** SHORT PROBLEM **
Pictures do not belong in the copy; quote every entry below exactly.

** INPUT RECORDS **
● ● ● ● ●

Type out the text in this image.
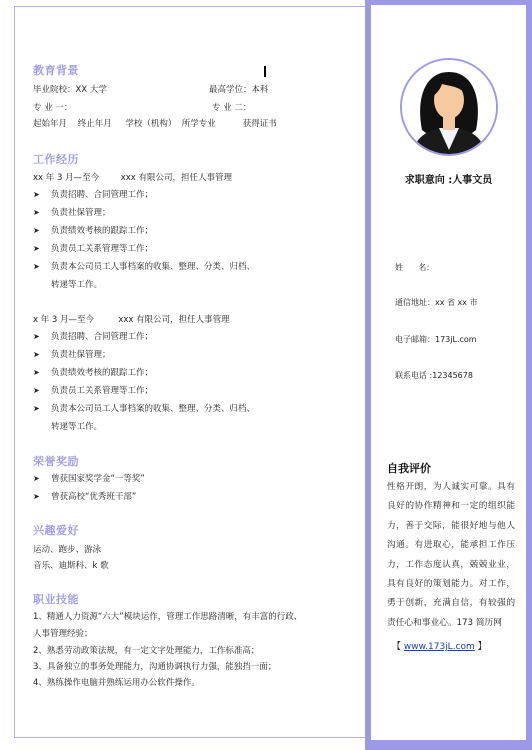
教育背景
毕业院校：XX 大学	最高学位：本科
专 业 一：	专 业 二：
起始年月    终止年月     学校（机构）  所学专业          获得证书
工作经历
xx 年 3 月—至今        xxx 有限公司，担任人事管理
➤ 负责招聘、合同管理工作；
➤ 负责社保管理；
➤ 负责绩效考核的跟踪工作；
➤ 负责员工关系管理等工作；
➤ 负责本公司员工人事档案的收集、整理、分类、归档、
转递等工作。
x 年 3 月—至今         xxx 有限公司，担任人事管理
➤ 负责招聘、合同管理工作；
➤ 负责社保管理；
➤ 负责绩效考核的跟踪工作；
➤ 负责员工关系管理等工作；
➤ 负责本公司员工人事档案的收集、整理、分类、归档、
转递等工作。
荣誉奖励
➤ 曾获国家奖学金“一等奖”
➤ 曾获高校“优秀班干部”
兴趣爱好
运动、跑步、游泳
音乐、迪斯科、k 歌
职业技能
1、精通人力资源“六大”模块运作，管理工作思路清晰，有丰富的行政、
人事管理经验；
2、熟悉劳动政策法规，有一定文字处理能力，工作标准高；
3、具备独立的事务处理能力，沟通协调执行力强，能独挡一面；
4、熟练操作电脑并熟练运用办公软件操作。
求职意向 :人事文员
姓      名：
通信地址：xx 省 xx 市
电子邮箱：173jL.com
联系电话 :12345678
自我评价
性格开朗，为人诚实可靠。具有良好的协作精神和一定的组织能力，善于交际，能很好地与他人沟通。有进取心，能承担工作压力，工作态度认真，兢兢业业，具有良好的策划能力。对工作，勇于创新，充满自信，有较强的责任心和事业心。173 简历网
【 www.173jL.com 】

● ● ● ● ●

** COMPLETE RESPONSE **
Type out the text in this image.
教育背景
毕业院校：XX 大学	最高学位：本科
专 业 一：	专 业 二：
起始年月    终止年月     学校（机构）  所学专业          获得证书
工作经历
xx 年 3 月—至今        xxx 有限公司，担任人事管理
➤ 负责招聘、合同管理工作；
➤ 负责社保管理；
➤ 负责绩效考核的跟踪工作；
➤ 负责员工关系管理等工作；
➤ 负责本公司员工人事档案的收集、整理、分类、归档、
转递等工作。
x 年 3 月—至今         xxx 有限公司，担任人事管理
➤ 负责招聘、合同管理工作；
➤ 负责社保管理；
➤ 负责绩效考核的跟踪工作；
➤ 负责员工关系管理等工作；
➤ 负责本公司员工人事档案的收集、整理、分类、归档、
转递等工作。
荣誉奖励
➤ 曾获国家奖学金“一等奖”
➤ 曾获高校“优秀班干部”
兴趣爱好
运动、跑步、游泳
音乐、迪斯科、k 歌
职业技能
1、精通人力资源“六大”模块运作，管理工作思路清晰，有丰富的行政、
人事管理经验；
2、熟悉劳动政策法规，有一定文字处理能力，工作标准高；
3、具备独立的事务处理能力，沟通协调执行力强，能独挡一面；
4、熟练操作电脑并熟练运用办公软件操作。
求职意向 :人事文员
姓      名：
通信地址：xx 省 xx 市
电子邮箱：173jL.com
联系电话 :12345678
自我评价
性格开朗，为人诚实可靠。具有良好的协作精神和一定的组织能力，善于交际，能很好地与他人沟通。有进取心，能承担工作压力，工作态度认真，兢兢业业，具有良好的策划能力。对工作，勇于创新，充满自信，有较强的责任心和事业心。173 简历网
【 www.173jL.com 】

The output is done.